:: PROVIDED MATERIAL ::

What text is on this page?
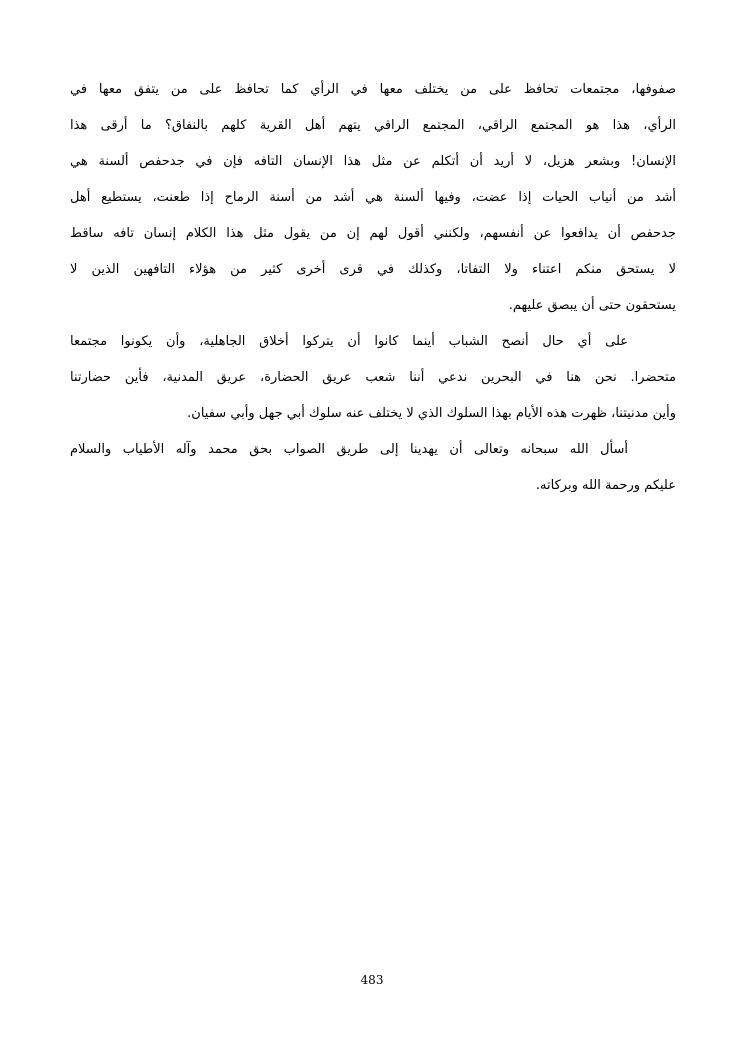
صفوفها، مجتمعات تحافظ على من يختلف معها في الرأي كما تحافظ على من يتفق معها في
الرأي، هذا هو المجتمع الراقي، المجتمع الراقي يتهم أهل القرية كلهم بالنفاق؟ ما أرقى هذا
الإنسان! وبشعر هزيل، لا أريد أن أتكلم عن مثل هذا الإنسان التافه فإن في جدحفص ألسنة هي
أشد من أنياب الحيات إذا عضت، وفيها ألسنة هي أشد من أسنة الرماح إذا طعنت، يستطيع أهل
جدحفص أن يدافعوا عن أنفسهم، ولكنني أقول لهم إن من يقول مثل هذا الكلام إنسان تافه ساقط
لا يستحق منكم اعتناء ولا التفاتا، وكذلك في قرى أخرى كثير من هؤلاء التافهين الذين لا
يستحقون حتى أن يبصق عليهم.
على أي حال أنصح الشباب أينما كانوا أن يتركوا أخلاق الجاهلية، وأن يكونوا مجتمعا
متحضرا. نحن هنا في البحرين ندعي أننا شعب عريق الحضارة، عريق المدنية، فأين حضارتنا
وأين مدنيتنا، ظهرت هذه الأيام بهذا السلوك الذي لا يختلف عنه سلوك أبي جهل وأبي سفيان.
أسأل الله سبحانه وتعالى أن يهدينا إلى طريق الصواب بحق محمد وآله الأطياب والسلام
عليكم ورحمة الله وبركاته.
483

:::

- **WHAT YOU ARE ASKED TO DO**: Which lines contain the word "الله"? Copy each of them.

- **RESULT BELOW**:
أسأل الله سبحانه وتعالى أن يهدينا إلى طريق الصواب بحق محمد وآله الأطياب والسلام
عليكم ورحمة الله وبركاته.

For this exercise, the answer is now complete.